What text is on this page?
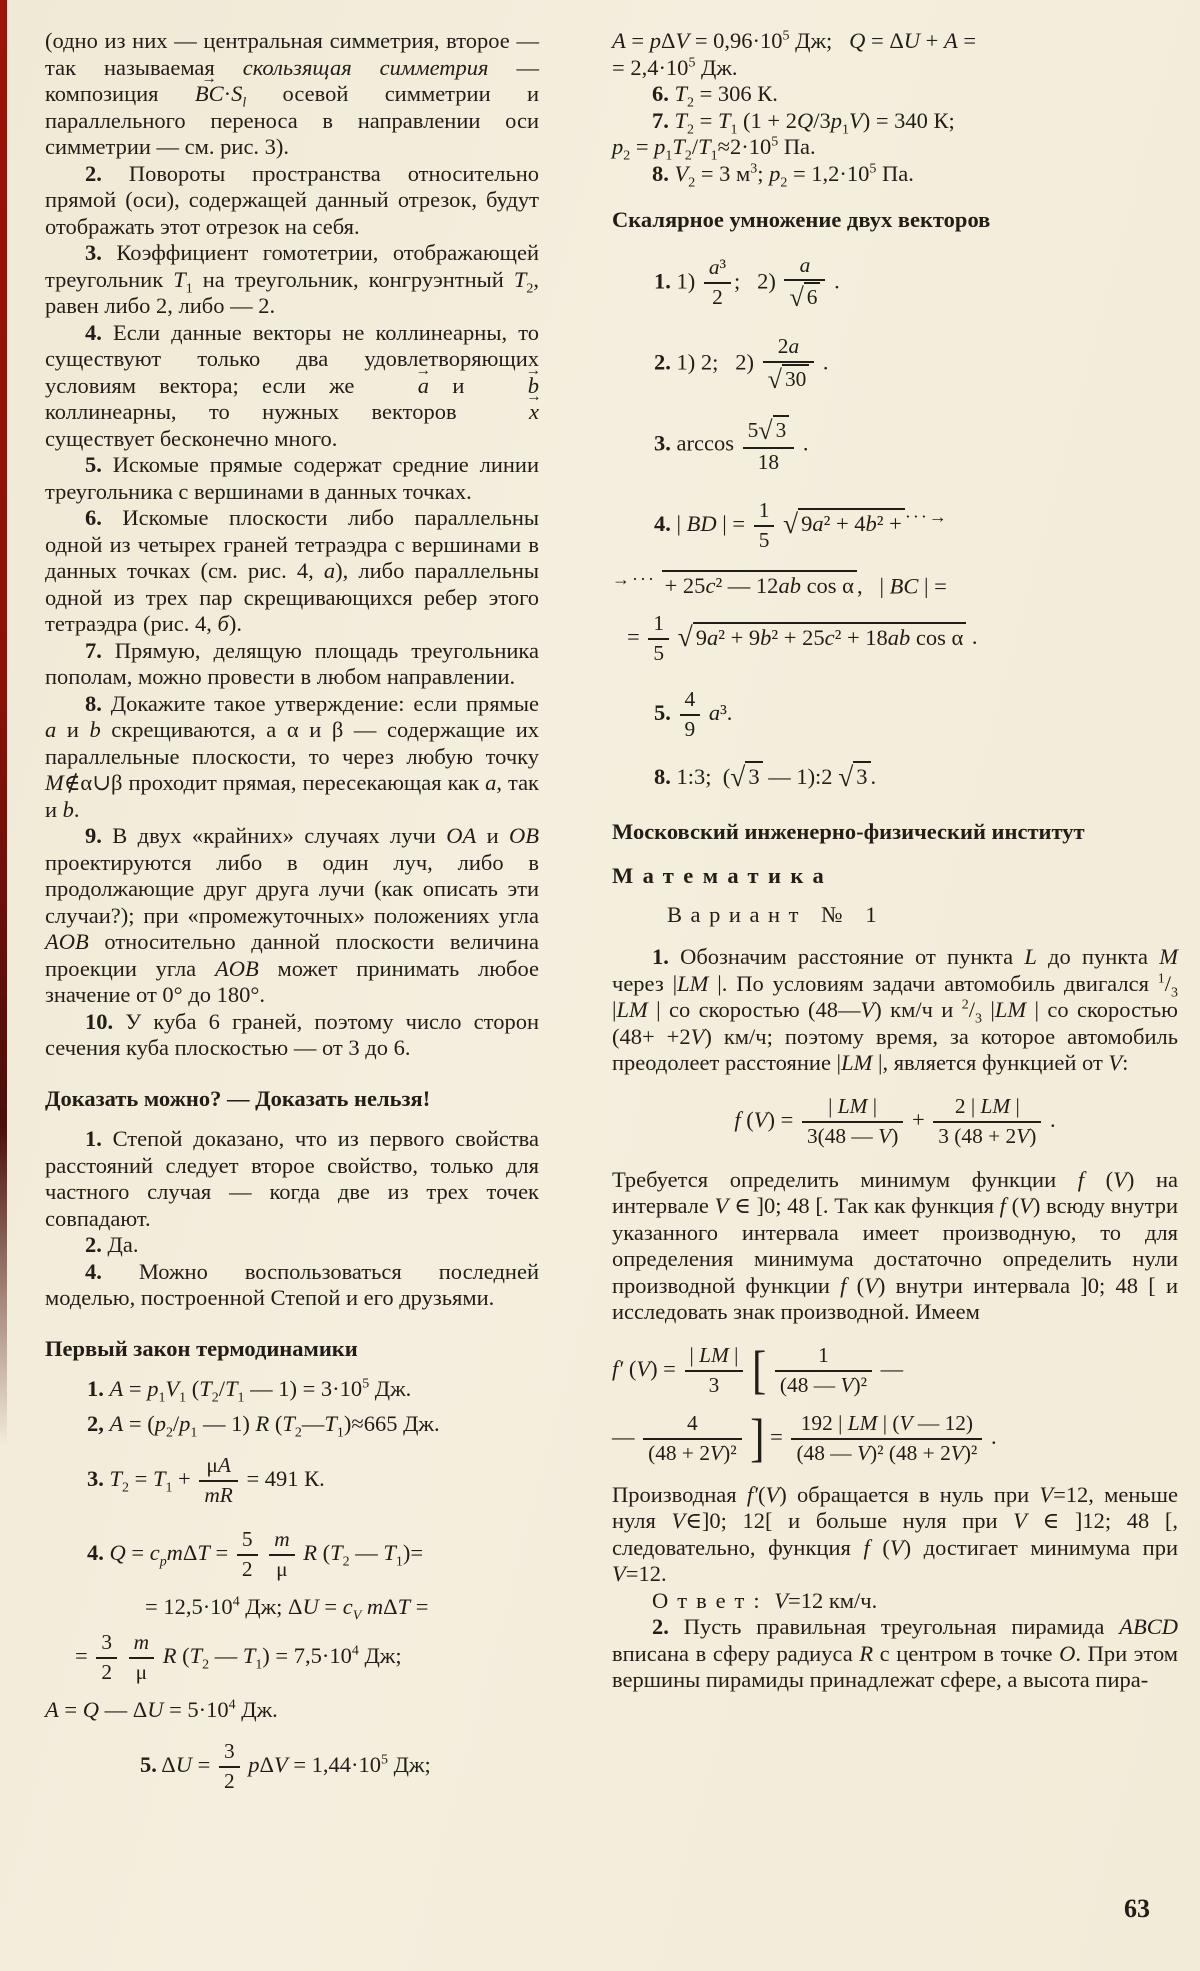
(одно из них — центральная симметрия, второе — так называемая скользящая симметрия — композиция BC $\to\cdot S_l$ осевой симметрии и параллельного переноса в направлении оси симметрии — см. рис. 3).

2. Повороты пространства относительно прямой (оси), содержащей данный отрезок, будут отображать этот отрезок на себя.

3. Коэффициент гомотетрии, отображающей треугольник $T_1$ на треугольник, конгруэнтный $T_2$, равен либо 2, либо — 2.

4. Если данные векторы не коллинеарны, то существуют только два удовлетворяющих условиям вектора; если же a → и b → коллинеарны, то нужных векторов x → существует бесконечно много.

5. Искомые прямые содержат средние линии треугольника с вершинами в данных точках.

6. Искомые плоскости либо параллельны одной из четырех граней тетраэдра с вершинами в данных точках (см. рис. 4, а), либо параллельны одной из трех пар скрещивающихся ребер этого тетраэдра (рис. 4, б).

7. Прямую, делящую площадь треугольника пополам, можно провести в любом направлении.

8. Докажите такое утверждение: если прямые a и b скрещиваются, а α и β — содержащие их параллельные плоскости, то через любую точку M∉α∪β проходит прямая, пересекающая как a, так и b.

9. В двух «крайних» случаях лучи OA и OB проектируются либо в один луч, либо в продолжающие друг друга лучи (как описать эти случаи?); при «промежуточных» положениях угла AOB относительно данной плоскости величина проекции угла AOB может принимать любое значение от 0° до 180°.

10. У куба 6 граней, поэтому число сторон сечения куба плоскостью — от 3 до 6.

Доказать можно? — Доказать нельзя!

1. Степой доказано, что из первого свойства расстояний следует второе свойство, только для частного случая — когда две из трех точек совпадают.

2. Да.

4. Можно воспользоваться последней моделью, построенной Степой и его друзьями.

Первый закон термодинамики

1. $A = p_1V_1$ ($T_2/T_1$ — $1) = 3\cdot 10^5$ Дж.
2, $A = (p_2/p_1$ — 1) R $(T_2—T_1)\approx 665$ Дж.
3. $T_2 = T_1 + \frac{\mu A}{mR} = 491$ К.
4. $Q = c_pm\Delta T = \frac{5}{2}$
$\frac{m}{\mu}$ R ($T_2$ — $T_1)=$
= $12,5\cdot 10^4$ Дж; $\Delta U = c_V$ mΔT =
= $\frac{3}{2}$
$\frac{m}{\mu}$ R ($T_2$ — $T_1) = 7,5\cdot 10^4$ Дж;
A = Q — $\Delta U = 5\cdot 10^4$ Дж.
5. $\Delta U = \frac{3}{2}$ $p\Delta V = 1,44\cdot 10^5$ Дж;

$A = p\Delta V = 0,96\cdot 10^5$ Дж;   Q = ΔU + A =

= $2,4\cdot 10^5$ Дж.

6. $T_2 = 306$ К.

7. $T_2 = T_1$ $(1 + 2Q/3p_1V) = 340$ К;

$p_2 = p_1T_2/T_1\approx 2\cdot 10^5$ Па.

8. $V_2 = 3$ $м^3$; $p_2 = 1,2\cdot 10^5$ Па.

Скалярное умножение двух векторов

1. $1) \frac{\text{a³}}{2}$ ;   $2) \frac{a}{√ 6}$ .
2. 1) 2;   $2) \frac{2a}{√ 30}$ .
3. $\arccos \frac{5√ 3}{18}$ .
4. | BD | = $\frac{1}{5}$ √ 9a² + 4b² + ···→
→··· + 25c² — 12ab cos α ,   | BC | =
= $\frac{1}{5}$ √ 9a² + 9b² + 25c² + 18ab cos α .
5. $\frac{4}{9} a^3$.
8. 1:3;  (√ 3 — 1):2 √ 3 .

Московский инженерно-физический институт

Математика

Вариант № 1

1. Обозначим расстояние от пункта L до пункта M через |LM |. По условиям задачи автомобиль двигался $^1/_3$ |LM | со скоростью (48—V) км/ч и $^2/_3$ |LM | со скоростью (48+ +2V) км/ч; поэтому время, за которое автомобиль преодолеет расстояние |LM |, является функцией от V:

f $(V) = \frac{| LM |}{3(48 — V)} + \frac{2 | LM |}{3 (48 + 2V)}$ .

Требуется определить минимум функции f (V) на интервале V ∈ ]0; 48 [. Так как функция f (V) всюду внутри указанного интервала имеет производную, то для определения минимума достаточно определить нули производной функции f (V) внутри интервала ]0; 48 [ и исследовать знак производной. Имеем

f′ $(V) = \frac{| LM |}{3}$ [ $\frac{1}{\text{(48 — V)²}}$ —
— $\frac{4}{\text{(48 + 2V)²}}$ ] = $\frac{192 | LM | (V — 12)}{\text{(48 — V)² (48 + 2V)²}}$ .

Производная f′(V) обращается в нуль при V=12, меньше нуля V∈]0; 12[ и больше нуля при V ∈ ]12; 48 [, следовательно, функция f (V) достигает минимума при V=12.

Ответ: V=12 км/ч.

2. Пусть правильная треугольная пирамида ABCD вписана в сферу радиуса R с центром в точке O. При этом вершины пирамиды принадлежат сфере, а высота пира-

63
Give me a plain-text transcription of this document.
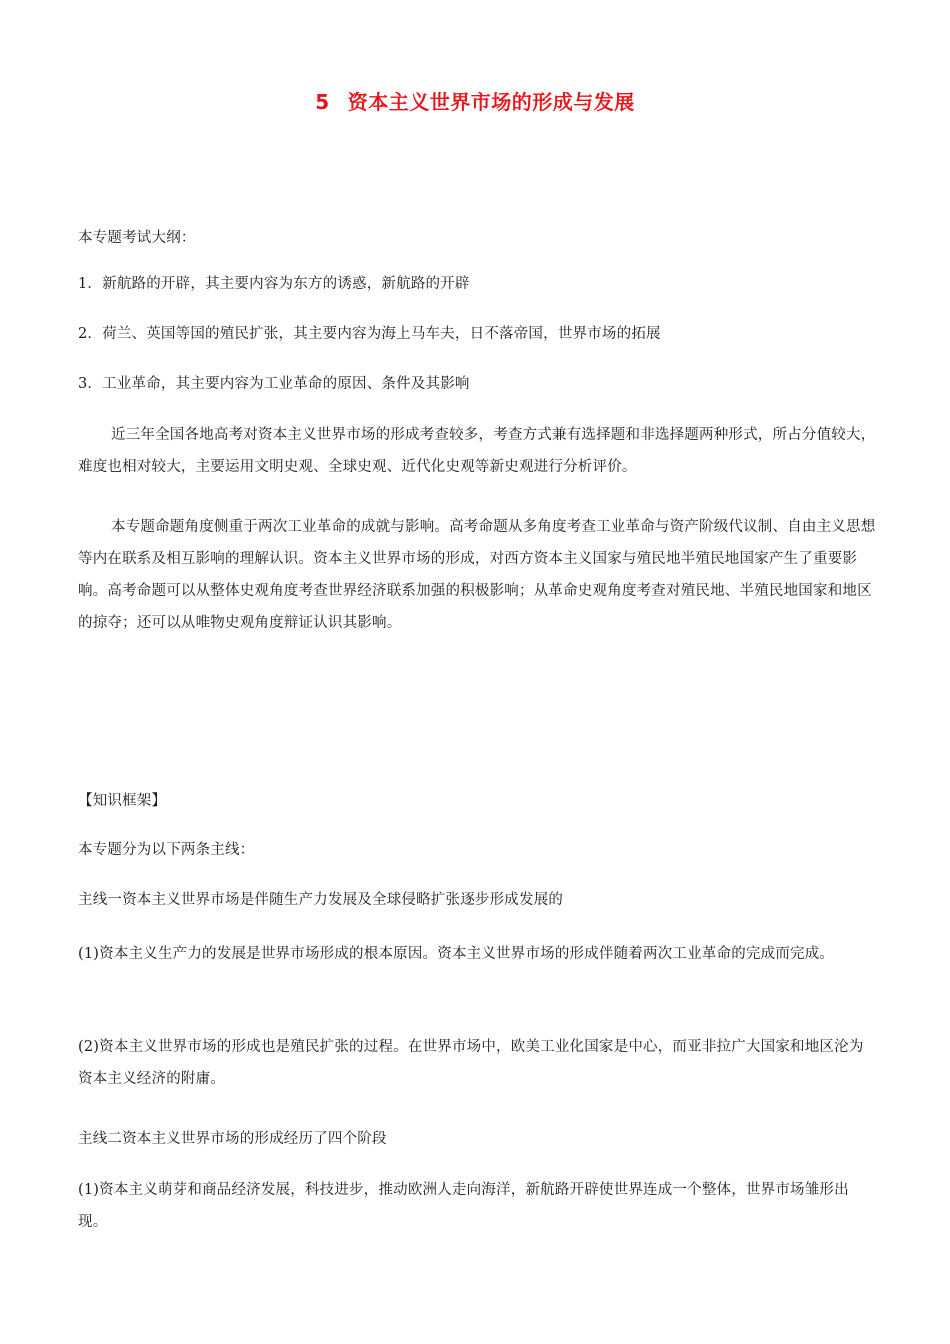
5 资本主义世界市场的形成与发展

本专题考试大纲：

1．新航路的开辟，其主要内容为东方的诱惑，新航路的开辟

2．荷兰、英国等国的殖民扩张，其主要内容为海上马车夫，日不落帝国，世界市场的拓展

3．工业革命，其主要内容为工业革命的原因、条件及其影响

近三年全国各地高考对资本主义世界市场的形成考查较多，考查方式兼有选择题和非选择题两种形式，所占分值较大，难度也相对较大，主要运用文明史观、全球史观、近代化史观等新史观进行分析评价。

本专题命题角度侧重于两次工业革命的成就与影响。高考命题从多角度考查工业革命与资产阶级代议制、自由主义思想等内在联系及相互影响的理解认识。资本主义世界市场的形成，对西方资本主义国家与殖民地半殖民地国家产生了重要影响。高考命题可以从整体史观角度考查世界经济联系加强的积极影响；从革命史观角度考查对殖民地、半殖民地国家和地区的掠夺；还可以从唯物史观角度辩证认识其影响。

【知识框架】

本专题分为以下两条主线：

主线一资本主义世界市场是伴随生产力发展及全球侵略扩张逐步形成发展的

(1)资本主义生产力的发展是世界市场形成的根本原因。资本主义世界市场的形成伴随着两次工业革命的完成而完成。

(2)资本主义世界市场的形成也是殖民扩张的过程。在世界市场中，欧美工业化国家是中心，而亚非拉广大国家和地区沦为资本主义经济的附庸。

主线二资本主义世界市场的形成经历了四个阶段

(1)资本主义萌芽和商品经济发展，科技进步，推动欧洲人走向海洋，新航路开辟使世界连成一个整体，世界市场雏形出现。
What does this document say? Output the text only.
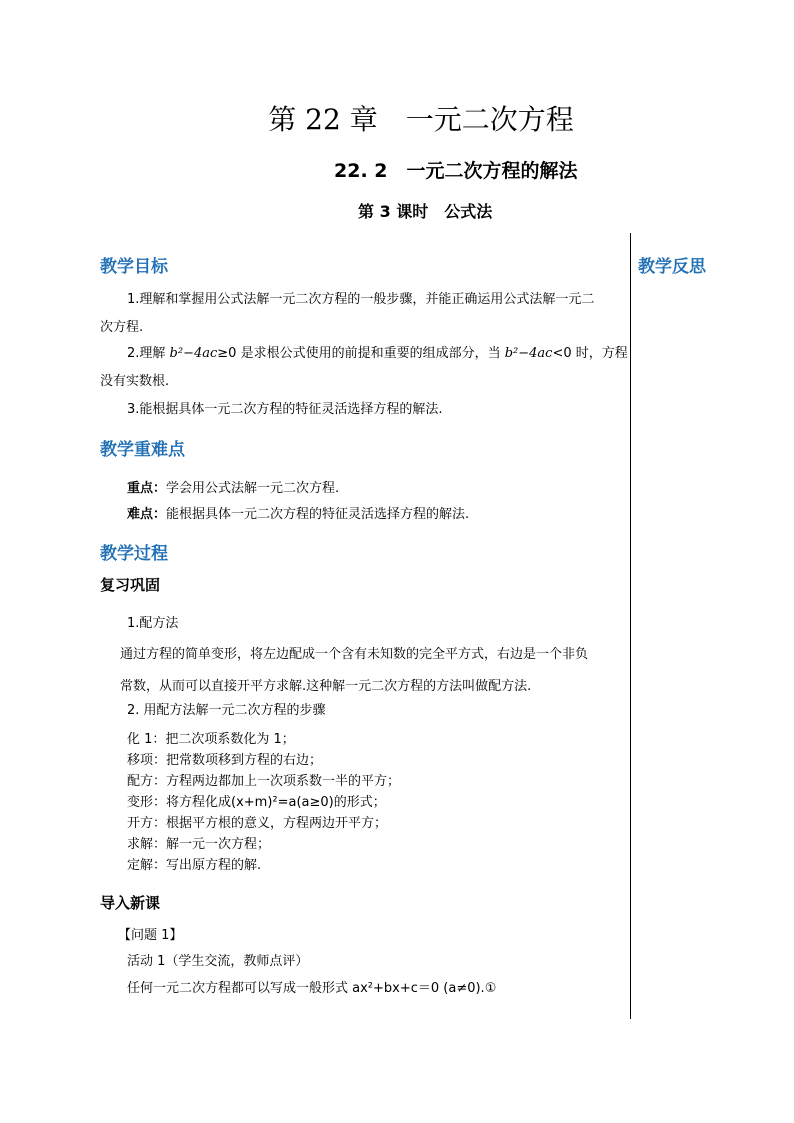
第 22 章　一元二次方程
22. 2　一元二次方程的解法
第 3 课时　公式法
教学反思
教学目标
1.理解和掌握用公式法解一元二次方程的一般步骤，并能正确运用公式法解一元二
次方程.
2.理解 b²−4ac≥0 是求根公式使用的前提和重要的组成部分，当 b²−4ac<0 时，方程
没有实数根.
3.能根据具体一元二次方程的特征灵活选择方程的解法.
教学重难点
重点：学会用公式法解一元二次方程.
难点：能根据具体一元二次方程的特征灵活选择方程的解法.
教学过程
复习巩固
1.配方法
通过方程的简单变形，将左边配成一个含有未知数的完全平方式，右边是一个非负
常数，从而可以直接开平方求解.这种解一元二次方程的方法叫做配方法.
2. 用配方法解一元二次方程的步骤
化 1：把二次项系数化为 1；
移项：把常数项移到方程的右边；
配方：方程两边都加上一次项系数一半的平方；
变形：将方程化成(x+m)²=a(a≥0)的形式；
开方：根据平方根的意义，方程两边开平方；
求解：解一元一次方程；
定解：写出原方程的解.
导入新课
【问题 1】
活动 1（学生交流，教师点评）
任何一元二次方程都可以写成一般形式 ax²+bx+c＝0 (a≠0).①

▸ **WORK TO DO**
Print the listing above in full, exactly as written. Omit any pictures.

▸ **RESULT FOR THIS EXERCISE**
What text is on this page?
(одно из них — центральная симметрия, второе — так называемая скользящая симметрия — композиция BC $\to\cdot S_l$ осевой симметрии и параллельного переноса в направлении оси симметрии — см. рис. 3).

2. Повороты пространства относительно прямой (оси), содержащей данный отрезок, будут отображать этот отрезок на себя.

3. Коэффициент гомотетрии, отображающей треугольник $T_1$ на треугольник, конгруэнтный $T_2$, равен либо 2, либо — 2.

4. Если данные векторы не коллинеарны, то существуют только два удовлетворяющих условиям вектора; если же a → и b → коллинеарны, то нужных векторов x → существует бесконечно много.

5. Искомые прямые содержат средние линии треугольника с вершинами в данных точках.

6. Искомые плоскости либо параллельны одной из четырех граней тетраэдра с вершинами в данных точках (см. рис. 4, а), либо параллельны одной из трех пар скрещивающихся ребер этого тетраэдра (рис. 4, б).

7. Прямую, делящую площадь треугольника пополам, можно провести в любом направлении.

8. Докажите такое утверждение: если прямые a и b скрещиваются, а α и β — содержащие их параллельные плоскости, то через любую точку M∉α∪β проходит прямая, пересекающая как a, так и b.

9. В двух «крайних» случаях лучи OA и OB проектируются либо в один луч, либо в продолжающие друг друга лучи (как описать эти случаи?); при «промежуточных» положениях угла AOB относительно данной плоскости величина проекции угла AOB может принимать любое значение от 0° до 180°.

10. У куба 6 граней, поэтому число сторон сечения куба плоскостью — от 3 до 6.

Доказать можно? — Доказать нельзя!

1. Степой доказано, что из первого свойства расстояний следует второе свойство, только для частного случая — когда две из трех точек совпадают.

2. Да.

4. Можно воспользоваться последней моделью, построенной Степой и его друзьями.

Первый закон термодинамики

1. $A = p_1V_1$ ($T_2/T_1$ — $1) = 3\cdot 10^5$ Дж.
2, $A = (p_2/p_1$ — 1) R $(T_2—T_1)\approx 665$ Дж.
3. $T_2 = T_1 + \frac{\mu A}{mR} = 491$ К.
4. $Q = c_pm\Delta T = \frac{5}{2}$
$\frac{m}{\mu}$ R ($T_2$ — $T_1)=$
= $12,5\cdot 10^4$ Дж; $\Delta U = c_V$ mΔT =
= $\frac{3}{2}$
$\frac{m}{\mu}$ R ($T_2$ — $T_1) = 7,5\cdot 10^4$ Дж;
A = Q — $\Delta U = 5\cdot 10^4$ Дж.
5. $\Delta U = \frac{3}{2}$ $p\Delta V = 1,44\cdot 10^5$ Дж;

$A = p\Delta V = 0,96\cdot 10^5$ Дж;   Q = ΔU + A =

= $2,4\cdot 10^5$ Дж.

6. $T_2 = 306$ К.

7. $T_2 = T_1$ $(1 + 2Q/3p_1V) = 340$ К;

$p_2 = p_1T_2/T_1\approx 2\cdot 10^5$ Па.

8. $V_2 = 3$ $м^3$; $p_2 = 1,2\cdot 10^5$ Па.

Скалярное умножение двух векторов

1. $1) \frac{\text{a³}}{2}$ ;   $2) \frac{a}{√ 6}$ .
2. 1) 2;   $2) \frac{2a}{√ 30}$ .
3. $\arccos \frac{5√ 3}{18}$ .
4. | BD | = $\frac{1}{5}$ √ 9a² + 4b² + ···→
→··· + 25c² — 12ab cos α ,   | BC | =
= $\frac{1}{5}$ √ 9a² + 9b² + 25c² + 18ab cos α .
5. $\frac{4}{9} a^3$.
8. 1:3;  (√ 3 — 1):2 √ 3 .

Московский инженерно-физический институт

Математика

Вариант № 1

1. Обозначим расстояние от пункта L до пункта M через |LM |. По условиям задачи автомобиль двигался $^1/_3$ |LM | со скоростью (48—V) км/ч и $^2/_3$ |LM | со скоростью (48+ +2V) км/ч; поэтому время, за которое автомобиль преодолеет расстояние |LM |, является функцией от V:

f $(V) = \frac{| LM |}{3(48 — V)} + \frac{2 | LM |}{3 (48 + 2V)}$ .

Требуется определить минимум функции f (V) на интервале V ∈ ]0; 48 [. Так как функция f (V) всюду внутри указанного интервала имеет производную, то для определения минимума достаточно определить нули производной функции f (V) внутри интервала ]0; 48 [ и исследовать знак производной. Имеем

f′ $(V) = \frac{| LM |}{3}$ [ $\frac{1}{\text{(48 — V)²}}$ —
— $\frac{4}{\text{(48 + 2V)²}}$ ] = $\frac{192 | LM | (V — 12)}{\text{(48 — V)² (48 + 2V)²}}$ .

Производная f′(V) обращается в нуль при V=12, меньше нуля V∈]0; 12[ и больше нуля при V ∈ ]12; 48 [, следовательно, функция f (V) достигает минимума при V=12.

Ответ: V=12 км/ч.

2. Пусть правильная треугольная пирамида ABCD вписана в сферу радиуса R с центром в точке O. При этом вершины пирамиды принадлежат сфере, а высота пира-

63
Give me a plain-text transcription of this document.
5 资本主义世界市场的形成与发展

本专题考试大纲：

1．新航路的开辟，其主要内容为东方的诱惑，新航路的开辟

2．荷兰、英国等国的殖民扩张，其主要内容为海上马车夫，日不落帝国，世界市场的拓展

3．工业革命，其主要内容为工业革命的原因、条件及其影响

近三年全国各地高考对资本主义世界市场的形成考查较多，考查方式兼有选择题和非选择题两种形式，所占分值较大，难度也相对较大，主要运用文明史观、全球史观、近代化史观等新史观进行分析评价。

本专题命题角度侧重于两次工业革命的成就与影响。高考命题从多角度考查工业革命与资产阶级代议制、自由主义思想等内在联系及相互影响的理解认识。资本主义世界市场的形成，对西方资本主义国家与殖民地半殖民地国家产生了重要影响。高考命题可以从整体史观角度考查世界经济联系加强的积极影响；从革命史观角度考查对殖民地、半殖民地国家和地区的掠夺；还可以从唯物史观角度辩证认识其影响。

【知识框架】

本专题分为以下两条主线：

主线一资本主义世界市场是伴随生产力发展及全球侵略扩张逐步形成发展的

(1)资本主义生产力的发展是世界市场形成的根本原因。资本主义世界市场的形成伴随着两次工业革命的完成而完成。

(2)资本主义世界市场的形成也是殖民扩张的过程。在世界市场中，欧美工业化国家是中心，而亚非拉广大国家和地区沦为资本主义经济的附庸。

主线二资本主义世界市场的形成经历了四个阶段

(1)资本主义萌芽和商品经济发展，科技进步，推动欧洲人走向海洋，新航路开辟使世界连成一个整体，世界市场雏形出现。
What does this document say? Output the text only.
第 22 章　一元二次方程
22. 2　一元二次方程的解法
第 3 课时　公式法
教学反思
教学目标
1.理解和掌握用公式法解一元二次方程的一般步骤，并能正确运用公式法解一元二
次方程.
2.理解 b²−4ac≥0 是求根公式使用的前提和重要的组成部分，当 b²−4ac<0 时，方程
没有实数根.
3.能根据具体一元二次方程的特征灵活选择方程的解法.
教学重难点
重点：学会用公式法解一元二次方程.
难点：能根据具体一元二次方程的特征灵活选择方程的解法.
教学过程
复习巩固
1.配方法
通过方程的简单变形，将左边配成一个含有未知数的完全平方式，右边是一个非负
常数，从而可以直接开平方求解.这种解一元二次方程的方法叫做配方法.
2. 用配方法解一元二次方程的步骤
化 1：把二次项系数化为 1；
移项：把常数项移到方程的右边；
配方：方程两边都加上一次项系数一半的平方；
变形：将方程化成(x+m)²=a(a≥0)的形式；
开方：根据平方根的意义，方程两边开平方；
求解：解一元一次方程；
定解：写出原方程的解.
导入新课
【问题 1】
活动 1（学生交流，教师点评）
任何一元二次方程都可以写成一般形式 ax²+bx+c＝0 (a≠0).①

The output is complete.